**The exercise:** Transcribe all records exactly.

**Dataset entries:**
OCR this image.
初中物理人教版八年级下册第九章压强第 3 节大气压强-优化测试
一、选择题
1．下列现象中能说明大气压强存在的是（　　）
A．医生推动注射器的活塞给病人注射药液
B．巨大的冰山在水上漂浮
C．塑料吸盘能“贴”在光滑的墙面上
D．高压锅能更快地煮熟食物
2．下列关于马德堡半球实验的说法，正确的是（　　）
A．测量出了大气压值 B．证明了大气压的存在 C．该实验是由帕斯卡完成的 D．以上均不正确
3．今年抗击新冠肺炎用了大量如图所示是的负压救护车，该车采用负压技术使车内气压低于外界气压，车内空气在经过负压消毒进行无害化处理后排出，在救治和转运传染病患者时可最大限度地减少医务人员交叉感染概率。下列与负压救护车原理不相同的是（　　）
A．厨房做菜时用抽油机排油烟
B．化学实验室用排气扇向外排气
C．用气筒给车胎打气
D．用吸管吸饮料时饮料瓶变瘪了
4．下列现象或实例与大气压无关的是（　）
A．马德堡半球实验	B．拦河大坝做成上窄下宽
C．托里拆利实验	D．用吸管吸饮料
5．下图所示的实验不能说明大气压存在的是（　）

**Solution below:**
OCR this image.
初中物理人教版八年级下册第九章压强第 3 节大气压强-优化测试
一、选择题
1．下列现象中能说明大气压强存在的是（　　）
A．医生推动注射器的活塞给病人注射药液
B．巨大的冰山在水上漂浮
C．塑料吸盘能“贴”在光滑的墙面上
D．高压锅能更快地煮熟食物
2．下列关于马德堡半球实验的说法，正确的是（　　）
A．测量出了大气压值 B．证明了大气压的存在 C．该实验是由帕斯卡完成的 D．以上均不正确
3．今年抗击新冠肺炎用了大量如图所示是的负压救护车，该车采用负压技术使车内气压低于外界气压，车内空气在经过负压消毒进行无害化处理后排出，在救治和转运传染病患者时可最大限度地减少医务人员交叉感染概率。下列与负压救护车原理不相同的是（　　）
A．厨房做菜时用抽油机排油烟
B．化学实验室用排气扇向外排气
C．用气筒给车胎打气
D．用吸管吸饮料时饮料瓶变瘪了
4．下列现象或实例与大气压无关的是（　）
A．马德堡半球实验	B．拦河大坝做成上窄下宽
C．托里拆利实验	D．用吸管吸饮料
5．下图所示的实验不能说明大气压存在的是（　）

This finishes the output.